# WHAT THE TASK ASKS:
Below are some records. Pull every line that contains the word "adjusted".

---+---

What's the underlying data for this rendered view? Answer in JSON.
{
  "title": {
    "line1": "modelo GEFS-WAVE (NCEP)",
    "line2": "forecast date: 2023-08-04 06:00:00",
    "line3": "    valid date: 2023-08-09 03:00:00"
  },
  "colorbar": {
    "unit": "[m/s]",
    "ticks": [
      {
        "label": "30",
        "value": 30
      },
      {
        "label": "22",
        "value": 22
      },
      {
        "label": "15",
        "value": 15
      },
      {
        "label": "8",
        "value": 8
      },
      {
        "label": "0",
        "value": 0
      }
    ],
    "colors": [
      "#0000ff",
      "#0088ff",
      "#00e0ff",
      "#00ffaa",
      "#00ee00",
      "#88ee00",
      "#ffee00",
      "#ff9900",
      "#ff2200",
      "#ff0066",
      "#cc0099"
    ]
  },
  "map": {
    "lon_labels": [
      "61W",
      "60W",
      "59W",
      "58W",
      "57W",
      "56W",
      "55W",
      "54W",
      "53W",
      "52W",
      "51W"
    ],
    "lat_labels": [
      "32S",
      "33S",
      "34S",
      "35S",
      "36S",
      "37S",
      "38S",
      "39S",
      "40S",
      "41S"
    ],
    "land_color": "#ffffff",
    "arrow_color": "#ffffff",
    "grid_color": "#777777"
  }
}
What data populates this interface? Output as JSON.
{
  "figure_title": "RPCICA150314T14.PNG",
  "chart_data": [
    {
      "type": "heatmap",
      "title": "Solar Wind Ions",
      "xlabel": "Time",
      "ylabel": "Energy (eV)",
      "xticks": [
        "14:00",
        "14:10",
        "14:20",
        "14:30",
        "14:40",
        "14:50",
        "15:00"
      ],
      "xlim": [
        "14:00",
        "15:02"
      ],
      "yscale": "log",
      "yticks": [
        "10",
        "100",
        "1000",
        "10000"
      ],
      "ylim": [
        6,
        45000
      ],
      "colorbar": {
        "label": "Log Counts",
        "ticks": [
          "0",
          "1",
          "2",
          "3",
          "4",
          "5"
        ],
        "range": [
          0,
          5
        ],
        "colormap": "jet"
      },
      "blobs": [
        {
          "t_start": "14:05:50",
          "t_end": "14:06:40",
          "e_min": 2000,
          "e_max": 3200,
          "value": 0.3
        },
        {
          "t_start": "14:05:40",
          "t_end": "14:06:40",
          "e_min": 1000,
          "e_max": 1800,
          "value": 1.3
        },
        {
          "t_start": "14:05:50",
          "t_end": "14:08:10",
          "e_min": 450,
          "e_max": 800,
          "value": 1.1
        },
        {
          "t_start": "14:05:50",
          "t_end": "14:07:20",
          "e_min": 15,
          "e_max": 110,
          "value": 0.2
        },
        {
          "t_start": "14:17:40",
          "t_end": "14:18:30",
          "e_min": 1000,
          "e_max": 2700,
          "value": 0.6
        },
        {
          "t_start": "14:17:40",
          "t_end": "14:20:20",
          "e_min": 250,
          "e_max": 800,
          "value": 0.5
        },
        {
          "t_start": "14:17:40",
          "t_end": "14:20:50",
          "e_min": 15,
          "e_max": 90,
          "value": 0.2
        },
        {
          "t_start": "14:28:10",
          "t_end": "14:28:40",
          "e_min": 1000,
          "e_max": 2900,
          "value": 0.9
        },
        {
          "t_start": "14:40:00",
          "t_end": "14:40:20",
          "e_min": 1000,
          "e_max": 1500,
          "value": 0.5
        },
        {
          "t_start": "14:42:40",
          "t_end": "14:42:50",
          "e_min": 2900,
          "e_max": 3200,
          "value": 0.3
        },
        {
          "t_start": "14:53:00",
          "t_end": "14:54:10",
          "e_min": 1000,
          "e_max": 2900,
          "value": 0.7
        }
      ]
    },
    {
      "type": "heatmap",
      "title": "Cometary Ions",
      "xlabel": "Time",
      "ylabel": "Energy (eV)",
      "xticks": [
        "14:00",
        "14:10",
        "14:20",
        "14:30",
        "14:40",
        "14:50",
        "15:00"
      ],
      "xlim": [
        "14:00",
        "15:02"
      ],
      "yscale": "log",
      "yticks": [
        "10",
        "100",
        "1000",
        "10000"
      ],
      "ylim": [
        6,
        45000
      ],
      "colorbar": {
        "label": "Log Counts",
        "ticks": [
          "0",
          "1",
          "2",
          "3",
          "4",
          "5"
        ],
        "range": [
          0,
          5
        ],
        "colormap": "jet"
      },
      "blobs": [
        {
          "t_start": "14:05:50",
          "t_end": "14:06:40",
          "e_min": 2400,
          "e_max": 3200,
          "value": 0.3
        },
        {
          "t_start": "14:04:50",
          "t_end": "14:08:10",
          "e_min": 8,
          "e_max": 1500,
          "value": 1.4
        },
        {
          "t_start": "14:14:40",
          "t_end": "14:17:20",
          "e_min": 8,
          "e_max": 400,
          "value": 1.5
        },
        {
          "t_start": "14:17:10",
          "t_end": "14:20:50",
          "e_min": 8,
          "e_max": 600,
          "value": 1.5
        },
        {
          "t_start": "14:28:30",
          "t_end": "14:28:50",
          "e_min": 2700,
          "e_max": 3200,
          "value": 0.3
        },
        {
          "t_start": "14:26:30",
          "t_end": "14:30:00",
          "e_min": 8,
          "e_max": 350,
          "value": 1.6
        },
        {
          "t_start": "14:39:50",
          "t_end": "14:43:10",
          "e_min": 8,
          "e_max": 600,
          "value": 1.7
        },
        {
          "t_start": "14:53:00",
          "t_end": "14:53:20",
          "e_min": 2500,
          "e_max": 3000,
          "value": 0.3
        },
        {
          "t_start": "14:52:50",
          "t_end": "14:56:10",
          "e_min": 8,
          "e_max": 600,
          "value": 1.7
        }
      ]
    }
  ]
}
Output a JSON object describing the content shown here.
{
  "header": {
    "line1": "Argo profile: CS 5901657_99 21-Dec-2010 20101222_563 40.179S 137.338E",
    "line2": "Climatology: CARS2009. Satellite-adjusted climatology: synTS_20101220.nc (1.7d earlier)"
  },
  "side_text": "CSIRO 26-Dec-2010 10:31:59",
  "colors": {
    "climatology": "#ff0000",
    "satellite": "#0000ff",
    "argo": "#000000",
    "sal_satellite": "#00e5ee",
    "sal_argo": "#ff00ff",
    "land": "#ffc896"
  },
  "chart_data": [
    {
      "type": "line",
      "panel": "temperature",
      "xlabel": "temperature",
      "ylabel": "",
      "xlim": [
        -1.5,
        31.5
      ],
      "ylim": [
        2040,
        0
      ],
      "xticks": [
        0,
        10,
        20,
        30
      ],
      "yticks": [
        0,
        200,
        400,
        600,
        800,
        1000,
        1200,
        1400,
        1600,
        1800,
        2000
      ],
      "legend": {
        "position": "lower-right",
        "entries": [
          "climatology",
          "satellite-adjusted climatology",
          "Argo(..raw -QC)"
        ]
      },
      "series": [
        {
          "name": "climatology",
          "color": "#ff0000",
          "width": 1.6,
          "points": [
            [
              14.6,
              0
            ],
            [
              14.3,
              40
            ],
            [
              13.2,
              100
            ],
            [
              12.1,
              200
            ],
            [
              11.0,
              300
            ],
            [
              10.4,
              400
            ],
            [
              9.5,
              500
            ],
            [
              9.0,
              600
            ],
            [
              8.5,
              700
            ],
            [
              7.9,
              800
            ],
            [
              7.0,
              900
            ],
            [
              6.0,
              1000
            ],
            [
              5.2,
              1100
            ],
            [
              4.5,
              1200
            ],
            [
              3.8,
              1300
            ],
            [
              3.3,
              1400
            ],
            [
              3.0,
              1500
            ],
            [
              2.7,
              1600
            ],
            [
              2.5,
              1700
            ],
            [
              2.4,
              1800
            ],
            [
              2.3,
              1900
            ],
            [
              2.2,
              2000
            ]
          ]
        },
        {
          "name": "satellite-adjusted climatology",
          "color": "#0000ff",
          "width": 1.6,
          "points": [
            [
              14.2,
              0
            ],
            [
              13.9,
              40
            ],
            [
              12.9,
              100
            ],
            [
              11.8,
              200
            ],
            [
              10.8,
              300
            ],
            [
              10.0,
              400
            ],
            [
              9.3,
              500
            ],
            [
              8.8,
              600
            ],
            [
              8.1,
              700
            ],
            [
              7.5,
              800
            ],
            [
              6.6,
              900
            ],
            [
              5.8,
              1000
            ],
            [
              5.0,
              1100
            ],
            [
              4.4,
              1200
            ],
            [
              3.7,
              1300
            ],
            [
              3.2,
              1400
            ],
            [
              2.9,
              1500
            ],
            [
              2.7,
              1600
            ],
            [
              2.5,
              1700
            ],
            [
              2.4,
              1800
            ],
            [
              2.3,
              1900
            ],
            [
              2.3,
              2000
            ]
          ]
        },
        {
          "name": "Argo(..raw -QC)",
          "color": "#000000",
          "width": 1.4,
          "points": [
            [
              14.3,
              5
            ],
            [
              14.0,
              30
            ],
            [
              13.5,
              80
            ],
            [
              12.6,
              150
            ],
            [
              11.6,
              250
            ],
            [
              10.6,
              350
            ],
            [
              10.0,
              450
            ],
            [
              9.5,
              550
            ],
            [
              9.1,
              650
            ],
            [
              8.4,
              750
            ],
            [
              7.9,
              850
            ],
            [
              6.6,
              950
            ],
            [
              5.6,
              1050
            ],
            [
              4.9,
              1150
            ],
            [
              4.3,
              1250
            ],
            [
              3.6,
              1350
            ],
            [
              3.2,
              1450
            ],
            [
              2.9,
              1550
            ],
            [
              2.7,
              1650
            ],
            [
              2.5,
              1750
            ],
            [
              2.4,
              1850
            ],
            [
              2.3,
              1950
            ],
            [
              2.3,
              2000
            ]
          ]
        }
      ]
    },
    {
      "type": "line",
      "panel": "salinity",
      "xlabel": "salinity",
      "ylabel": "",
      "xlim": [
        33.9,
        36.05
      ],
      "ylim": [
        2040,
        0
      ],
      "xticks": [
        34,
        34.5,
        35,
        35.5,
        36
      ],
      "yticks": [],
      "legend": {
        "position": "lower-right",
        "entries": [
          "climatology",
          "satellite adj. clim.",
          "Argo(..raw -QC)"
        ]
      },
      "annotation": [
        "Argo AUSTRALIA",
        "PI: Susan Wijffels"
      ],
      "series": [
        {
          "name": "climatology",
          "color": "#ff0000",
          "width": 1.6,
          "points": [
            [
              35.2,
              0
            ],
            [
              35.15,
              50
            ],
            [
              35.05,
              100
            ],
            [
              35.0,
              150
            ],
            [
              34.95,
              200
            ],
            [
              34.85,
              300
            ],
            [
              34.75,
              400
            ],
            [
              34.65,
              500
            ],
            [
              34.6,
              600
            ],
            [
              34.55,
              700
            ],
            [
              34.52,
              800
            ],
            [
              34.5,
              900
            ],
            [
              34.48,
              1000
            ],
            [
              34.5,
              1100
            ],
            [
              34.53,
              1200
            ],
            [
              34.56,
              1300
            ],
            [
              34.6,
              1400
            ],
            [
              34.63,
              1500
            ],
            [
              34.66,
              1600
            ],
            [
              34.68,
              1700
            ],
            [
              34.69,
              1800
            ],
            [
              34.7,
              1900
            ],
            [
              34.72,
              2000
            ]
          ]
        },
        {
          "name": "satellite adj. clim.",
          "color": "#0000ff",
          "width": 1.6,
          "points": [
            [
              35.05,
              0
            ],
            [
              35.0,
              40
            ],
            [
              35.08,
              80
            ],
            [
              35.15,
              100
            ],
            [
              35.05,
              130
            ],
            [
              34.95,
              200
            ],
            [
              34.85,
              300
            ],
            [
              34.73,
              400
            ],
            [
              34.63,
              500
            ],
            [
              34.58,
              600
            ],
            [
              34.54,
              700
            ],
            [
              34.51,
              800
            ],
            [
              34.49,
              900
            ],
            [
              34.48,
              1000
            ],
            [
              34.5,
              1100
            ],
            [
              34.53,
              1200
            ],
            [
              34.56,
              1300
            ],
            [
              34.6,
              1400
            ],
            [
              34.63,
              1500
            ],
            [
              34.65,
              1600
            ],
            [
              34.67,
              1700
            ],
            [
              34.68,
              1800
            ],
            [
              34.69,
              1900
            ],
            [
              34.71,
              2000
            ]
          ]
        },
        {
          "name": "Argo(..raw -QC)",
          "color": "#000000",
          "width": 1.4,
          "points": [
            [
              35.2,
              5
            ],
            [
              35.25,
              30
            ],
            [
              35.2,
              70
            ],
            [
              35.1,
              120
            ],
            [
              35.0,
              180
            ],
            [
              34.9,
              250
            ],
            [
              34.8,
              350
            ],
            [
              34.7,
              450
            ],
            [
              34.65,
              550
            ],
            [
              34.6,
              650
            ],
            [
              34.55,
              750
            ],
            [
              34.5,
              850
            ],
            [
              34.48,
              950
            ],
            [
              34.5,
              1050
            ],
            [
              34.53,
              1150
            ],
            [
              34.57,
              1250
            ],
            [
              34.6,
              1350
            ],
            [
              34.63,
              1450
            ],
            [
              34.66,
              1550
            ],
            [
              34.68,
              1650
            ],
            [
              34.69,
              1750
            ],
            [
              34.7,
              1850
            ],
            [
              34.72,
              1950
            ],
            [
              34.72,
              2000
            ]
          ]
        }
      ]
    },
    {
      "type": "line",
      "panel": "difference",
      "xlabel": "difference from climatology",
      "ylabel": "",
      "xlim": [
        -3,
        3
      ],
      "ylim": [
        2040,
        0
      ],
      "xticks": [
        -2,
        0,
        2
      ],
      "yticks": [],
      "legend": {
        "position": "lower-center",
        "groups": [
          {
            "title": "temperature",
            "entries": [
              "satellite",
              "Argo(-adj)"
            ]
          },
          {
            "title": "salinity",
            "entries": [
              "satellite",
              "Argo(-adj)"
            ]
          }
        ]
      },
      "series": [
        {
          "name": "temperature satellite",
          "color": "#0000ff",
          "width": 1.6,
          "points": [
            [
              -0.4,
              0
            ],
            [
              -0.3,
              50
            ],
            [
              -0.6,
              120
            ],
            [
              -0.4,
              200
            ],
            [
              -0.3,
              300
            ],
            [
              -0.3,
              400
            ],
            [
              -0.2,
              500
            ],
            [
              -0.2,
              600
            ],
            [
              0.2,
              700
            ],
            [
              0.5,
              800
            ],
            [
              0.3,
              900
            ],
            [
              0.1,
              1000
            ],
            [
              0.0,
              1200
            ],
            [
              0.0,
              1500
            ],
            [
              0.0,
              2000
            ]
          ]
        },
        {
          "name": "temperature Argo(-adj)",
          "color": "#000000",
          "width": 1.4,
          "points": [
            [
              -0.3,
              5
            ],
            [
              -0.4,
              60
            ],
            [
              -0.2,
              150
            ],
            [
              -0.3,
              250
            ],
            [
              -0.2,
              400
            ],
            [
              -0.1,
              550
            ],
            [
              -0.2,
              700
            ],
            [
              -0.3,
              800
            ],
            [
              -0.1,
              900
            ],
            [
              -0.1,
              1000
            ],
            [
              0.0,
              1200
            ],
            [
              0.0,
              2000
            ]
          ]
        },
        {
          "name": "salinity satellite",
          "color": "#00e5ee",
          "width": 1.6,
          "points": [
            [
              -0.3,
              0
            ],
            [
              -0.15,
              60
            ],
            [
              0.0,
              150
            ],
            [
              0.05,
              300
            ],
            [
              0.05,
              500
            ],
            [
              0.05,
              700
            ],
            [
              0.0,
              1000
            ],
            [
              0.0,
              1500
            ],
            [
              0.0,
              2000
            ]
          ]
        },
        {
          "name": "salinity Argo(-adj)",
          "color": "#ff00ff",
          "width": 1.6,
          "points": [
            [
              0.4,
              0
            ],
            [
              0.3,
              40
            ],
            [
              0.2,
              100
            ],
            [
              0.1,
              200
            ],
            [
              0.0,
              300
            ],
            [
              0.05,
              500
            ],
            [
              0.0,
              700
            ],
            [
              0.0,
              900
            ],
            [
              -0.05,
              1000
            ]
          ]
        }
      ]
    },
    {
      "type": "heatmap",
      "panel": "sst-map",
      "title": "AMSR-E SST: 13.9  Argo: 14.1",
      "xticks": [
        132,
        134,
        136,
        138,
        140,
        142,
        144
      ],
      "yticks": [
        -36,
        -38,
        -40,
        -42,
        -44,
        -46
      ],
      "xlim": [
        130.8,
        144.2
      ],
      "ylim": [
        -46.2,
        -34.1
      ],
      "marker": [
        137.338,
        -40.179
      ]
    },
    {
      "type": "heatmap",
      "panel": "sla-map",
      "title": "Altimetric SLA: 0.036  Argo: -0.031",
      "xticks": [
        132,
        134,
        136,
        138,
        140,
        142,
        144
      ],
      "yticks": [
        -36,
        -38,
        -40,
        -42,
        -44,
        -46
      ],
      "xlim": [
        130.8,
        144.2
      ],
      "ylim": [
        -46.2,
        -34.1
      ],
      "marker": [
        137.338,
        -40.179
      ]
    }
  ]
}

---+---

# RESULT OF THIS EXERCISE:
    "line2": "Climatology: CARS2009. Satellite-adjusted climatology: synTS_20101220.nc (1.7d earlier)"
          "satellite-adjusted climatology",
          "name": "satellite-adjusted climatology",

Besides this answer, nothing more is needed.